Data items
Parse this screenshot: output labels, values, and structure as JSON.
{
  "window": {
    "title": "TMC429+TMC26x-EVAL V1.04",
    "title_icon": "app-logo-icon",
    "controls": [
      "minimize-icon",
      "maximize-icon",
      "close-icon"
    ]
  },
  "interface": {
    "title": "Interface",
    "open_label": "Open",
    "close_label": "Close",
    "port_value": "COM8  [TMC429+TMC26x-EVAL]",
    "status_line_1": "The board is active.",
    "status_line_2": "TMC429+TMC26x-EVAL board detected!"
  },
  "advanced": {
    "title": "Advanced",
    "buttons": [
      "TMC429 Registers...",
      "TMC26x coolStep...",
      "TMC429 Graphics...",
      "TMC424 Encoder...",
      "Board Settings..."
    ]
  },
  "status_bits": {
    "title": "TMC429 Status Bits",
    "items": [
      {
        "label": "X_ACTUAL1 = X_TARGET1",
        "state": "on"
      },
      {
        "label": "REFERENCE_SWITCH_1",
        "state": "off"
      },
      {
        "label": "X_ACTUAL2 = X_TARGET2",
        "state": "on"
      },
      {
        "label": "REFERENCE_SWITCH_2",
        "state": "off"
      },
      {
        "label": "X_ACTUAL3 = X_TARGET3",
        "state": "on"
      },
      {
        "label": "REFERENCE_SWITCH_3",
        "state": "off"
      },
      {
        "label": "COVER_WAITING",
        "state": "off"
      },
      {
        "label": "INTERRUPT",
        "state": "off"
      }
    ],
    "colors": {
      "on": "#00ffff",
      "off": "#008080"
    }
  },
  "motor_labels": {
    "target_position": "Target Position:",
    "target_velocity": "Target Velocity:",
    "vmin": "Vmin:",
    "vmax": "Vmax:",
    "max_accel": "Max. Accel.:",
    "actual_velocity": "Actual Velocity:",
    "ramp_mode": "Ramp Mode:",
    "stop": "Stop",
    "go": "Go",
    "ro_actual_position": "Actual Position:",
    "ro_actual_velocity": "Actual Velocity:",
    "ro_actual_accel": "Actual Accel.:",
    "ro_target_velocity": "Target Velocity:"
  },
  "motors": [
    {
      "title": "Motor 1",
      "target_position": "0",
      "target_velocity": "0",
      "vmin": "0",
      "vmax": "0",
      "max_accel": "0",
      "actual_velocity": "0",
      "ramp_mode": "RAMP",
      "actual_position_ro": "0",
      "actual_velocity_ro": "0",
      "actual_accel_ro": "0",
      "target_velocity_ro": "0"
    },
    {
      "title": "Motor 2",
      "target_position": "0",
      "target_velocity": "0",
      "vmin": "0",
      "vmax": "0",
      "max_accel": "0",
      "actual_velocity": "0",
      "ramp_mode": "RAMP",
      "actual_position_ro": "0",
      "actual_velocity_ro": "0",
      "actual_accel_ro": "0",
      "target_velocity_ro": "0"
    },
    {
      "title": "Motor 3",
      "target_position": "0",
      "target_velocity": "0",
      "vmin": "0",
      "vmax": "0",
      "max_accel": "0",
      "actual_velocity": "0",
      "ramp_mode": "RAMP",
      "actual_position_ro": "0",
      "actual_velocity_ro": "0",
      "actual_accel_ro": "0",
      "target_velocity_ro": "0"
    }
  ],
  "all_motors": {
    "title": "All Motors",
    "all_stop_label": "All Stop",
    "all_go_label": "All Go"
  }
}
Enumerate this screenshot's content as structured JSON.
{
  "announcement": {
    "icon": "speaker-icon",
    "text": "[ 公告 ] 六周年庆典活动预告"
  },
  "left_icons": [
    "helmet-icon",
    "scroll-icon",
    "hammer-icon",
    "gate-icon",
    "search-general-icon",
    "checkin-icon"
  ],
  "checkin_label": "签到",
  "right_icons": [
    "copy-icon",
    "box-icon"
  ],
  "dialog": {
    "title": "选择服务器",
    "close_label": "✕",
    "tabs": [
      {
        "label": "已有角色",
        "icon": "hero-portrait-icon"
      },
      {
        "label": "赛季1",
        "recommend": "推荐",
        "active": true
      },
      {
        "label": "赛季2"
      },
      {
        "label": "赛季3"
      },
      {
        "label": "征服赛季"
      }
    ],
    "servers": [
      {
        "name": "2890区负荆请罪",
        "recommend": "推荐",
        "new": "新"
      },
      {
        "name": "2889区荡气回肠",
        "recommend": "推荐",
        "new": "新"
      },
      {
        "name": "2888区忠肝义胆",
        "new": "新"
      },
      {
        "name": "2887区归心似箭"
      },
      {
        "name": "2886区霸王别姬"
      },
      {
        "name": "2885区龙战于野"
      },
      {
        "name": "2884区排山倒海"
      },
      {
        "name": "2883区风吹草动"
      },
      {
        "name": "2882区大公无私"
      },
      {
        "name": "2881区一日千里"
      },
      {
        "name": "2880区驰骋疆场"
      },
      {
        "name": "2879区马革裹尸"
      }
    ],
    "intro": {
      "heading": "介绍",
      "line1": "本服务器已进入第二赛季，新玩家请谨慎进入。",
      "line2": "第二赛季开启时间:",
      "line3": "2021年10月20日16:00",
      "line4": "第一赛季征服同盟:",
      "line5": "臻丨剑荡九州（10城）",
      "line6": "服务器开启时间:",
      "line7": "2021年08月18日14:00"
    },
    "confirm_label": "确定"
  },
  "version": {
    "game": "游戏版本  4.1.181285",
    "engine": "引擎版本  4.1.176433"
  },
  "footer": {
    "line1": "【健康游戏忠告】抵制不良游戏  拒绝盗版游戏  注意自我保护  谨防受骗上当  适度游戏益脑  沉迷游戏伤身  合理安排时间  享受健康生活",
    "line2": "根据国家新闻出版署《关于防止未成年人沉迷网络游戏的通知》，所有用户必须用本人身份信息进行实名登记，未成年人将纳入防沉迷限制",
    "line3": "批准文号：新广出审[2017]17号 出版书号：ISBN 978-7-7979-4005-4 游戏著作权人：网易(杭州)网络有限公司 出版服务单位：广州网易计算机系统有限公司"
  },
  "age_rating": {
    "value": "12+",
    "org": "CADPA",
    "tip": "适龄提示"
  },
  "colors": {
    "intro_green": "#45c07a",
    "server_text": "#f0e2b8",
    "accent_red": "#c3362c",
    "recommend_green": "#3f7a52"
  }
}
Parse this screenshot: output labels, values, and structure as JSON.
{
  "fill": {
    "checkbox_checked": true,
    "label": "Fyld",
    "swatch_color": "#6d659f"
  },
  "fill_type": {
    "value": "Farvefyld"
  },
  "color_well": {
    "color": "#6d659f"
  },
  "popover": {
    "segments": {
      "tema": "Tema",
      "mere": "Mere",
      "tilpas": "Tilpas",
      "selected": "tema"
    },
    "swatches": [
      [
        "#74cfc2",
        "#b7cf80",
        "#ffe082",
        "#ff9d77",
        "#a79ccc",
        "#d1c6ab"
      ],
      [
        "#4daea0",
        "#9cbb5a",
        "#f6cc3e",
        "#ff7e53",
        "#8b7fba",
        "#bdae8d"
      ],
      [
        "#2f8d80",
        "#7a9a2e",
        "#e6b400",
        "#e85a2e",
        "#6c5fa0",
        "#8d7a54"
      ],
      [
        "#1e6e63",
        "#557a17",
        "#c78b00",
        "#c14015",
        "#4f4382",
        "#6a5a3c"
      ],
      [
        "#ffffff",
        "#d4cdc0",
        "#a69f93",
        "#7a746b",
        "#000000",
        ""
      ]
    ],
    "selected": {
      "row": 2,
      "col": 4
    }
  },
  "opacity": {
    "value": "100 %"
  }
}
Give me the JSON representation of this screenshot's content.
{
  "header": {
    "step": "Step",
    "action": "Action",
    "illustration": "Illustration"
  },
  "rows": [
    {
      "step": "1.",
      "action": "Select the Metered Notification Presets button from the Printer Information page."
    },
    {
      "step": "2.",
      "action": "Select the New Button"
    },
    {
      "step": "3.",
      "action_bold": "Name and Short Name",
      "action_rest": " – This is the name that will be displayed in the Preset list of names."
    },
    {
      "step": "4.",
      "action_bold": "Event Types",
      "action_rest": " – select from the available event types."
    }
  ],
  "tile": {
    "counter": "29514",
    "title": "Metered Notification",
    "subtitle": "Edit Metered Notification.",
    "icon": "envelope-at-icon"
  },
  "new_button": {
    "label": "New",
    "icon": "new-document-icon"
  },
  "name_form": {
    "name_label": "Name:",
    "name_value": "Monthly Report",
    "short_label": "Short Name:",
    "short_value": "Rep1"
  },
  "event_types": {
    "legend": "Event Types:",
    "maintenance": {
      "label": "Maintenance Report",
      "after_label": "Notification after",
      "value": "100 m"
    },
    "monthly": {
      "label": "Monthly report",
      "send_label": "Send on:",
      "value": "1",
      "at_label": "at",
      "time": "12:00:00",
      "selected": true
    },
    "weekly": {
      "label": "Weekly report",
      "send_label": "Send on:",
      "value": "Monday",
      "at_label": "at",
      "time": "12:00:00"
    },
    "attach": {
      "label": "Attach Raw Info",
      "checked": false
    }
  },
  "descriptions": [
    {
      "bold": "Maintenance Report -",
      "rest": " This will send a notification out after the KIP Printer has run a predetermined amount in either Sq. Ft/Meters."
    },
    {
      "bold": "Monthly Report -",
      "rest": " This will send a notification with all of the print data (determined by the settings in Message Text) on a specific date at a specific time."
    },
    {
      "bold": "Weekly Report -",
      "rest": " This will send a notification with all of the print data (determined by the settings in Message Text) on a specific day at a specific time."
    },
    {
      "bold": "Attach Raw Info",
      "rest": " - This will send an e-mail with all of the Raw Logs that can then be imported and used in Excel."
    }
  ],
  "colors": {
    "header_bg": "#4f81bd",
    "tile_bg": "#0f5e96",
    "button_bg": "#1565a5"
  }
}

WHAT IS REQUIRED. Pick out each line containing the string "that" and copy it.

RESULT.
      "action_rest": " – This is the name that will be displayed in the Preset list of names."
      "rest": " - This will send an e-mail with all of the Raw Logs that can then be imported and used in Excel."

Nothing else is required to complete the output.